Exercise brief:
Could you write out the records below exactly as they appear, leaving out any pictures?

— Begin Recorded information —

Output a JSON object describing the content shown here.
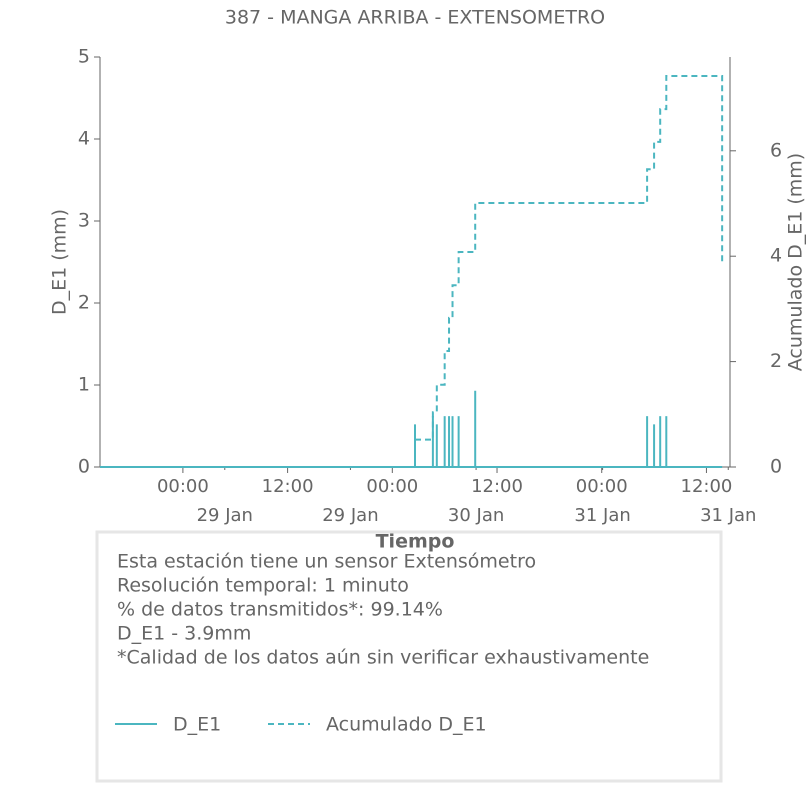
{
  "chart_data": {
    "type": "line",
    "title": "387 - MANGA ARRIBA - EXTENSOMETRO",
    "x_label": "Tiempo",
    "y_label": "D_E1 (mm)",
    "y2_label": "Acumulado D_E1 (mm)",
    "xlim": [
      -9.5,
      62.7
    ],
    "xticks": [
      {
        "value": 0,
        "label": "00:00"
      },
      {
        "value": 12,
        "label": "12:00"
      },
      {
        "value": 24,
        "label": "00:00"
      },
      {
        "value": 36,
        "label": "12:00"
      },
      {
        "value": 48,
        "label": "00:00"
      },
      {
        "value": 60,
        "label": "12:00"
      }
    ],
    "date_ticks": [
      {
        "value": 4.8,
        "label": "29 Jan"
      },
      {
        "value": 19.2,
        "label": "29 Jan"
      },
      {
        "value": 33.6,
        "label": "30 Jan"
      },
      {
        "value": 48.1,
        "label": "31 Jan"
      },
      {
        "value": 62.5,
        "label": "31 Jan"
      }
    ],
    "ylim": [
      0,
      5
    ],
    "yticks": [
      0,
      1,
      2,
      3,
      4,
      5
    ],
    "y2lim": [
      0,
      7.78
    ],
    "y2ticks": [
      0,
      2,
      4,
      6
    ],
    "series": [
      {
        "name": "D_E1",
        "color": "#4bb6c0",
        "style": "solid",
        "x": [
          26.6,
          28.65,
          29.1,
          30.0,
          30.5,
          30.9,
          31.6,
          33.5,
          53.2,
          54.0,
          54.7,
          55.4
        ],
        "values": [
          0.52,
          0.62,
          0.52,
          0.62,
          0.62,
          0.62,
          0.62,
          0.93,
          0.62,
          0.52,
          0.62,
          0.62
        ]
      },
      {
        "name": "Acumulado D_E1",
        "color": "#4bb6c0",
        "style": "dashed",
        "axis": "y2",
        "x": [
          26.6,
          28.65,
          29.1,
          30.0,
          30.5,
          30.9,
          31.6,
          33.5,
          53.2,
          54.0,
          54.7,
          55.4,
          61.8
        ],
        "values": [
          0.52,
          1.04,
          1.56,
          2.2,
          2.83,
          3.45,
          4.08,
          5.01,
          5.65,
          6.17,
          6.79,
          7.42,
          3.87
        ]
      }
    ],
    "info_lines": [
      "Esta estación tiene un sensor Extensómetro",
      "Resolución temporal: 1 minuto",
      "% de datos transmitidos*: 99.14%",
      "D_E1 - 3.9mm",
      "*Calidad de los datos aún sin verificar exhaustivamente"
    ]
  }
}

— End Recorded information —

Answer:
Output a JSON object describing the content shown here.
{
  "chart_data": {
    "type": "line",
    "title": "387 - MANGA ARRIBA - EXTENSOMETRO",
    "x_label": "Tiempo",
    "y_label": "D_E1 (mm)",
    "y2_label": "Acumulado D_E1 (mm)",
    "xlim": [
      -9.5,
      62.7
    ],
    "xticks": [
      {
        "value": 0,
        "label": "00:00"
      },
      {
        "value": 12,
        "label": "12:00"
      },
      {
        "value": 24,
        "label": "00:00"
      },
      {
        "value": 36,
        "label": "12:00"
      },
      {
        "value": 48,
        "label": "00:00"
      },
      {
        "value": 60,
        "label": "12:00"
      }
    ],
    "date_ticks": [
      {
        "value": 4.8,
        "label": "29 Jan"
      },
      {
        "value": 19.2,
        "label": "29 Jan"
      },
      {
        "value": 33.6,
        "label": "30 Jan"
      },
      {
        "value": 48.1,
        "label": "31 Jan"
      },
      {
        "value": 62.5,
        "label": "31 Jan"
      }
    ],
    "ylim": [
      0,
      5
    ],
    "yticks": [
      0,
      1,
      2,
      3,
      4,
      5
    ],
    "y2lim": [
      0,
      7.78
    ],
    "y2ticks": [
      0,
      2,
      4,
      6
    ],
    "series": [
      {
        "name": "D_E1",
        "color": "#4bb6c0",
        "style": "solid",
        "x": [
          26.6,
          28.65,
          29.1,
          30.0,
          30.5,
          30.9,
          31.6,
          33.5,
          53.2,
          54.0,
          54.7,
          55.4
        ],
        "values": [
          0.52,
          0.62,
          0.52,
          0.62,
          0.62,
          0.62,
          0.62,
          0.93,
          0.62,
          0.52,
          0.62,
          0.62
        ]
      },
      {
        "name": "Acumulado D_E1",
        "color": "#4bb6c0",
        "style": "dashed",
        "axis": "y2",
        "x": [
          26.6,
          28.65,
          29.1,
          30.0,
          30.5,
          30.9,
          31.6,
          33.5,
          53.2,
          54.0,
          54.7,
          55.4,
          61.8
        ],
        "values": [
          0.52,
          1.04,
          1.56,
          2.2,
          2.83,
          3.45,
          4.08,
          5.01,
          5.65,
          6.17,
          6.79,
          7.42,
          3.87
        ]
      }
    ],
    "info_lines": [
      "Esta estación tiene un sensor Extensómetro",
      "Resolución temporal: 1 minuto",
      "% de datos transmitidos*: 99.14%",
      "D_E1 - 3.9mm",
      "*Calidad de los datos aún sin verificar exhaustivamente"
    ]
  }
}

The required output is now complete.